[Data records]

......

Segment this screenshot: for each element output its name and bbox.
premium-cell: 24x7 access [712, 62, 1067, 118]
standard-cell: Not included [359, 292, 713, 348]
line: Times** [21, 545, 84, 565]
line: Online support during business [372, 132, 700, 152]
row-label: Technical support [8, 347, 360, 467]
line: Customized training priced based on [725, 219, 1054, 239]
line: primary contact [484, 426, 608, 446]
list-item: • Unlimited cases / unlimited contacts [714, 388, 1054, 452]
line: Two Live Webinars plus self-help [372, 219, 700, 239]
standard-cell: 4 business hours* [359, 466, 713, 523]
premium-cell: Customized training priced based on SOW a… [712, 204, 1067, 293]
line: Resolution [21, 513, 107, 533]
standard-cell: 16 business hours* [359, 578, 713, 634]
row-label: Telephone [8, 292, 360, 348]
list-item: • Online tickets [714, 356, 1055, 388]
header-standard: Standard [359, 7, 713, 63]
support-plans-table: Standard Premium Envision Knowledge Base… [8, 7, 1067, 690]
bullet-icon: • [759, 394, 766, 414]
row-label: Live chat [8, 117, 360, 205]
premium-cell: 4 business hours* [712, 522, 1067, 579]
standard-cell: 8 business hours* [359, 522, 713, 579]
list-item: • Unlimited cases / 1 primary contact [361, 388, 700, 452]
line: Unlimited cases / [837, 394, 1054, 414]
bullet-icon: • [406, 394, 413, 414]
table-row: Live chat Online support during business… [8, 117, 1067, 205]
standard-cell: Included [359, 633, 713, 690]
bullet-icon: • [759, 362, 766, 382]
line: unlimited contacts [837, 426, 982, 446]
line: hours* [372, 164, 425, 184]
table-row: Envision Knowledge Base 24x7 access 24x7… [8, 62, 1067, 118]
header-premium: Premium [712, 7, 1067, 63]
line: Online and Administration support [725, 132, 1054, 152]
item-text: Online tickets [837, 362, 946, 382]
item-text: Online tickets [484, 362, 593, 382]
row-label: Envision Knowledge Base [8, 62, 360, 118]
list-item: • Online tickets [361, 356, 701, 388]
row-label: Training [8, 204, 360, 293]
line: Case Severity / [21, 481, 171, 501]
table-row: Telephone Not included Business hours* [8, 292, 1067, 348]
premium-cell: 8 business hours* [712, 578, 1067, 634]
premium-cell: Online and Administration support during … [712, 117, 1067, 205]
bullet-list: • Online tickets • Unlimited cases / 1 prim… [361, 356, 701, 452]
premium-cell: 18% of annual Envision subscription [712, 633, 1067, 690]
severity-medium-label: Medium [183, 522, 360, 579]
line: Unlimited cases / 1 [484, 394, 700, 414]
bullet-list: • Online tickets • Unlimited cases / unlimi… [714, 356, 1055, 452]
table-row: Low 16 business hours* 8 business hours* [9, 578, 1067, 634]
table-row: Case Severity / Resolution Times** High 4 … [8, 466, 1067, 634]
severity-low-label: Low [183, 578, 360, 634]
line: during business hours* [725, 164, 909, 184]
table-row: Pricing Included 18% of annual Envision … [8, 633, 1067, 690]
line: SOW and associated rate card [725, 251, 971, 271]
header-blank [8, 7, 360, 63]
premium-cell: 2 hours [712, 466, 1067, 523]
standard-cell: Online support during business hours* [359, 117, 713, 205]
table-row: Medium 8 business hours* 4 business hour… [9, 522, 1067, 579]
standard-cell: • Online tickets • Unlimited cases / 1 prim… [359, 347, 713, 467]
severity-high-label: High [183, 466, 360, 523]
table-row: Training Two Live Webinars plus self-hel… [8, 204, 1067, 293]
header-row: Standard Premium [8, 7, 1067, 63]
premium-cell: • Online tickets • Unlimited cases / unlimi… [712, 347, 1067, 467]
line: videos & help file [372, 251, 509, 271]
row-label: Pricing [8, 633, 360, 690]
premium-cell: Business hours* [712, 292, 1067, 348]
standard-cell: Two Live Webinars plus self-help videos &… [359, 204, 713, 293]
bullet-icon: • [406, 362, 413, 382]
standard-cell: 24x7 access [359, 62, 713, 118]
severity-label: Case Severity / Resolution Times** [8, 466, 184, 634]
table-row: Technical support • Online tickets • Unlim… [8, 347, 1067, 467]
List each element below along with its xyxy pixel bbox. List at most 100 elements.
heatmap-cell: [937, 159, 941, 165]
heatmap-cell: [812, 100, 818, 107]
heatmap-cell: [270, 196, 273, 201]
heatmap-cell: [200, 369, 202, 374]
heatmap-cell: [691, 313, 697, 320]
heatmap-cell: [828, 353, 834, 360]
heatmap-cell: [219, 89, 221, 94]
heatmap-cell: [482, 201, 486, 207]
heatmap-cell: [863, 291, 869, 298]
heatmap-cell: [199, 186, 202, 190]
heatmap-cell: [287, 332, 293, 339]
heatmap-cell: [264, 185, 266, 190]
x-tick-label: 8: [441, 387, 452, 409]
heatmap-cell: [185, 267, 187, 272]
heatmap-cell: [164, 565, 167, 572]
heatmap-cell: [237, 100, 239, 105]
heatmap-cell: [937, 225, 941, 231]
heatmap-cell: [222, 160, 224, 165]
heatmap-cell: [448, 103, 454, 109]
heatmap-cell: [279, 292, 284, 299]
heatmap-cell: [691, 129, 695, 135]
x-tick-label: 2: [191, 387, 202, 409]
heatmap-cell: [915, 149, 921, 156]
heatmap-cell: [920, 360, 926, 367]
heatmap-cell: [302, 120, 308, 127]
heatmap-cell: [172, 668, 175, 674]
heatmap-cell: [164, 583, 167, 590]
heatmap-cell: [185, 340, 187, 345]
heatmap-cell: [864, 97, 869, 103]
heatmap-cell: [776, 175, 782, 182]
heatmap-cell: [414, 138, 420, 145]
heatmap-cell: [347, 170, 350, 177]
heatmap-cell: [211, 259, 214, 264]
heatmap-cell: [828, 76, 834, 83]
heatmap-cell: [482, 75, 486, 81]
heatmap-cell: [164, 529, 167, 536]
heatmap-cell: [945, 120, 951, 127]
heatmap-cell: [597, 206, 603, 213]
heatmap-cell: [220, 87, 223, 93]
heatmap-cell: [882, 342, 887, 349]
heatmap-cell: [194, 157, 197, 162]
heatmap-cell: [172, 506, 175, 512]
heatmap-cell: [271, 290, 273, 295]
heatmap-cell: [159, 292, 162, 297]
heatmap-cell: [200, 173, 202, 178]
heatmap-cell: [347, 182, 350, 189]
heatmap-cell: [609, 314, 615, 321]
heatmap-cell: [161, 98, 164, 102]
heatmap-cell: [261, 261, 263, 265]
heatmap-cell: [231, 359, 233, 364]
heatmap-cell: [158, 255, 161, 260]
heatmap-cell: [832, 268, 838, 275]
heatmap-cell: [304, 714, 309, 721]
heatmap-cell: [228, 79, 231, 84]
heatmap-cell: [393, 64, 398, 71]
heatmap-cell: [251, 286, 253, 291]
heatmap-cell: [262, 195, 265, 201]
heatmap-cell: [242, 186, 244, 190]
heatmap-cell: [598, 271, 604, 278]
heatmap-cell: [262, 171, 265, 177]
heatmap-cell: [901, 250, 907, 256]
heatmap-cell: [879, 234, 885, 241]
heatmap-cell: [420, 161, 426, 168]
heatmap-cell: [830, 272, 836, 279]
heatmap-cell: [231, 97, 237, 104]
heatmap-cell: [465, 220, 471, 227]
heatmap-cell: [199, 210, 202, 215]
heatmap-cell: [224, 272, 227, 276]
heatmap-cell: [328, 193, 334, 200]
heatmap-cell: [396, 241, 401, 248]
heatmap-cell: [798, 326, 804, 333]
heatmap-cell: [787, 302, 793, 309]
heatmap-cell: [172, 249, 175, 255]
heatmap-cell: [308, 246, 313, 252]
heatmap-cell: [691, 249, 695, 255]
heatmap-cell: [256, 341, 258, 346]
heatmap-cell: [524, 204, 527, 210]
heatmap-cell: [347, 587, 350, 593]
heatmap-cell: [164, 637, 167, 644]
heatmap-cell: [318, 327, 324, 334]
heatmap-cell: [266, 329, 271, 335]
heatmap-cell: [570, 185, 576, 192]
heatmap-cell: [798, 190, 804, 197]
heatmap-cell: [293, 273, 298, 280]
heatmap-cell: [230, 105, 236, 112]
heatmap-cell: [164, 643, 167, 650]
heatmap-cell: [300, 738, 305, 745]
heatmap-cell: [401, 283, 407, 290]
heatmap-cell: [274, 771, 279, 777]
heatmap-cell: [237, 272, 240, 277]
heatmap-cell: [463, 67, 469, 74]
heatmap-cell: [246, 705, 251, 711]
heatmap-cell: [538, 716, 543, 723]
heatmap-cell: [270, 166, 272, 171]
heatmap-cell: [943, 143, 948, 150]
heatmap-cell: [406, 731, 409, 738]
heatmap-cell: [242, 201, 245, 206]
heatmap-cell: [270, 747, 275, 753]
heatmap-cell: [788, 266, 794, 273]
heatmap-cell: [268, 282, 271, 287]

......

◆ **Work to do**
Please swap every "Customized" for "Tailored" in the data, starting at the first line and ending at the line containing "row-label: Telephone [8, 292, 360, 348]". Give those lines again with everything else unchanged.

◆ **Solution for this task**
Segment this screenshot: for each element output its name and bbox.
premium-cell: 24x7 access [712, 62, 1067, 118]
standard-cell: Not included [359, 292, 713, 348]
line: Times** [21, 545, 84, 565]
line: Online support during business [372, 132, 700, 152]
row-label: Technical support [8, 347, 360, 467]
line: Tailored training priced based on [725, 219, 1054, 239]
line: primary contact [484, 426, 608, 446]
list-item: • Unlimited cases / unlimited contacts [714, 388, 1054, 452]
line: Two Live Webinars plus self-help [372, 219, 700, 239]
standard-cell: 4 business hours* [359, 466, 713, 523]
premium-cell: Tailored training priced based on SOW a… [712, 204, 1067, 293]
line: Resolution [21, 513, 107, 533]
standard-cell: 16 business hours* [359, 578, 713, 634]
row-label: Telephone [8, 292, 360, 348]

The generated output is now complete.